PROBLEM DESCRIPTION: Omit the pictures and return every entry exactly as written.

MATERIAL SHOWN:

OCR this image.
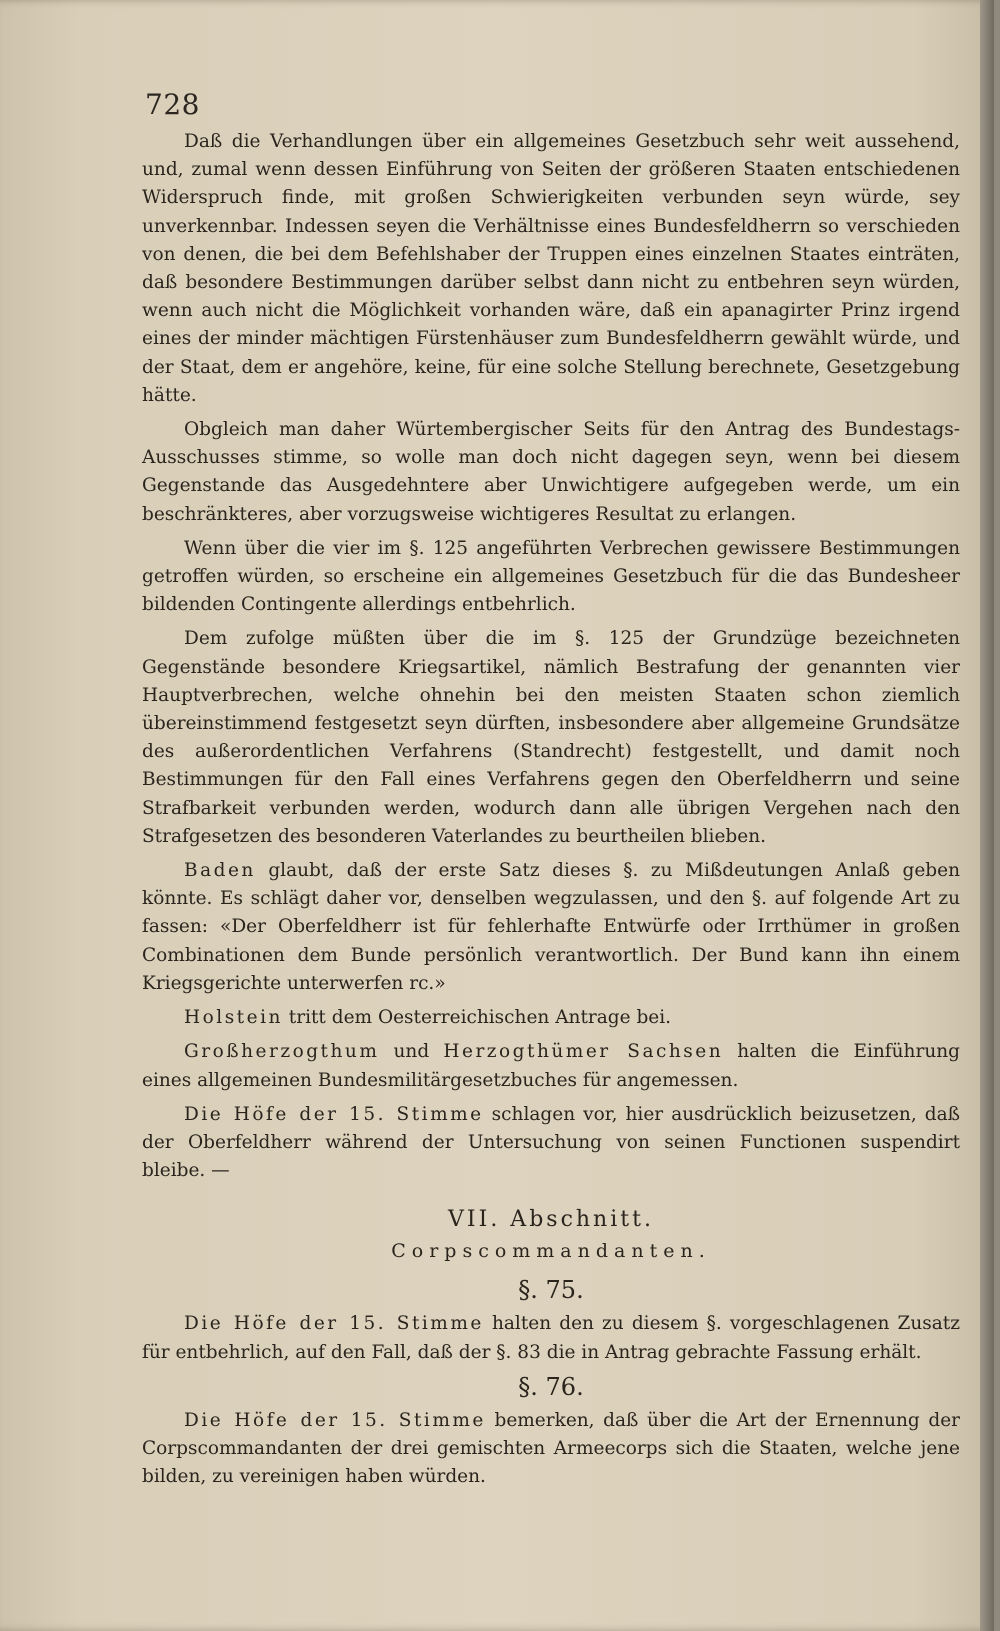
728

Daß die Verhandlungen über ein allgemeines Gesetzbuch sehr weit aussehend, und, zumal wenn dessen Einführung von Seiten der größeren Staaten entschiedenen Widerspruch finde, mit großen Schwierigkeiten verbunden seyn würde, sey unverkennbar. Indessen seyen die Verhältnisse eines Bundesfeldherrn so verschieden von denen, die bei dem Befehlshaber der Truppen eines einzelnen Staates einträten, daß besondere Bestimmungen darüber selbst dann nicht zu entbehren seyn würden, wenn auch nicht die Möglichkeit vorhanden wäre, daß ein apanagirter Prinz irgend eines der minder mächtigen Fürstenhäuser zum Bundesfeldherrn gewählt würde, und der Staat, dem er angehöre, keine, für eine solche Stellung berechnete, Gesetzgebung hätte.

Obgleich man daher Würtembergischer Seits für den Antrag des Bundestags-Ausschusses stimme, so wolle man doch nicht dagegen seyn, wenn bei diesem Gegenstande das Ausgedehntere aber Unwichtigere aufgegeben werde, um ein beschränkteres, aber vorzugsweise wichtigeres Resultat zu erlangen.

Wenn über die vier im §. 125 angeführten Verbrechen gewissere Bestimmungen getroffen würden, so erscheine ein allgemeines Gesetzbuch für die das Bundesheer bildenden Contingente allerdings entbehrlich.

Dem zufolge müßten über die im §. 125 der Grundzüge bezeichneten Gegenstände besondere Kriegsartikel, nämlich Bestrafung der genannten vier Hauptverbrechen, welche ohnehin bei den meisten Staaten schon ziemlich übereinstimmend festgesetzt seyn dürften, insbesondere aber allgemeine Grundsätze des außerordentlichen Verfahrens (Standrecht) festgestellt, und damit noch Bestimmungen für den Fall eines Verfahrens gegen den Oberfeldherrn und seine Strafbarkeit verbunden werden, wodurch dann alle übrigen Vergehen nach den Strafgesetzen des besonderen Vaterlandes zu beurtheilen blieben.

Baden glaubt, daß der erste Satz dieses §. zu Mißdeutungen Anlaß geben könnte. Es schlägt daher vor, denselben wegzulassen, und den §. auf folgende Art zu fassen: «Der Oberfeldherr ist für fehlerhafte Entwürfe oder Irrthümer in großen Combinationen dem Bunde persönlich verantwortlich. Der Bund kann ihn einem Kriegsgerichte unterwerfen rc.»

Holstein tritt dem Oesterreichischen Antrage bei.

Großherzogthum und Herzogthümer Sachsen halten die Einführung eines allgemeinen Bundesmilitärgesetzbuches für angemessen.

Die Höfe der 15. Stimme schlagen vor, hier ausdrücklich beizusetzen, daß der Oberfeldherr während der Untersuchung von seinen Functionen suspendirt bleibe. —

VII. Abschnitt.

Corpscommandanten.

§. 75.

Die Höfe der 15. Stimme halten den zu diesem §. vorgeschlagenen Zusatz für entbehrlich, auf den Fall, daß der §. 83 die in Antrag gebrachte Fassung erhält.

§. 76.

Die Höfe der 15. Stimme bemerken, daß über die Art der Ernennung der Corpscommandanten der drei gemischten Armeecorps sich die Staaten, welche jene bilden, zu vereinigen haben würden.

THE RESPONSE:
OCR this image.
728

Daß die Verhandlungen über ein allgemeines Gesetzbuch sehr weit aussehend, und, zumal wenn dessen Einführung von Seiten der größeren Staaten entschiedenen Widerspruch finde, mit großen Schwierigkeiten verbunden seyn würde, sey unverkennbar. Indessen seyen die Verhältnisse eines Bundesfeldherrn so verschieden von denen, die bei dem Befehlshaber der Truppen eines einzelnen Staates einträten, daß besondere Bestimmungen darüber selbst dann nicht zu entbehren seyn würden, wenn auch nicht die Möglichkeit vorhanden wäre, daß ein apanagirter Prinz irgend eines der minder mächtigen Fürstenhäuser zum Bundesfeldherrn gewählt würde, und der Staat, dem er angehöre, keine, für eine solche Stellung berechnete, Gesetzgebung hätte.

Obgleich man daher Würtembergischer Seits für den Antrag des Bundestags-Ausschusses stimme, so wolle man doch nicht dagegen seyn, wenn bei diesem Gegenstande das Ausgedehntere aber Unwichtigere aufgegeben werde, um ein beschränkteres, aber vorzugsweise wichtigeres Resultat zu erlangen.

Wenn über die vier im §. 125 angeführten Verbrechen gewissere Bestimmungen getroffen würden, so erscheine ein allgemeines Gesetzbuch für die das Bundesheer bildenden Contingente allerdings entbehrlich.

Dem zufolge müßten über die im §. 125 der Grundzüge bezeichneten Gegenstände besondere Kriegsartikel, nämlich Bestrafung der genannten vier Hauptverbrechen, welche ohnehin bei den meisten Staaten schon ziemlich übereinstimmend festgesetzt seyn dürften, insbesondere aber allgemeine Grundsätze des außerordentlichen Verfahrens (Standrecht) festgestellt, und damit noch Bestimmungen für den Fall eines Verfahrens gegen den Oberfeldherrn und seine Strafbarkeit verbunden werden, wodurch dann alle übrigen Vergehen nach den Strafgesetzen des besonderen Vaterlandes zu beurtheilen blieben.

Baden glaubt, daß der erste Satz dieses §. zu Mißdeutungen Anlaß geben könnte. Es schlägt daher vor, denselben wegzulassen, und den §. auf folgende Art zu fassen: «Der Oberfeldherr ist für fehlerhafte Entwürfe oder Irrthümer in großen Combinationen dem Bunde persönlich verantwortlich. Der Bund kann ihn einem Kriegsgerichte unterwerfen rc.»

Holstein tritt dem Oesterreichischen Antrage bei.

Großherzogthum und Herzogthümer Sachsen halten die Einführung eines allgemeinen Bundesmilitärgesetzbuches für angemessen.

Die Höfe der 15. Stimme schlagen vor, hier ausdrücklich beizusetzen, daß der Oberfeldherr während der Untersuchung von seinen Functionen suspendirt bleibe. —

VII. Abschnitt.

Corpscommandanten.

§. 75.

Die Höfe der 15. Stimme halten den zu diesem §. vorgeschlagenen Zusatz für entbehrlich, auf den Fall, daß der §. 83 die in Antrag gebrachte Fassung erhält.

§. 76.

Die Höfe der 15. Stimme bemerken, daß über die Art der Ernennung der Corpscommandanten der drei gemischten Armeecorps sich die Staaten, welche jene bilden, zu vereinigen haben würden.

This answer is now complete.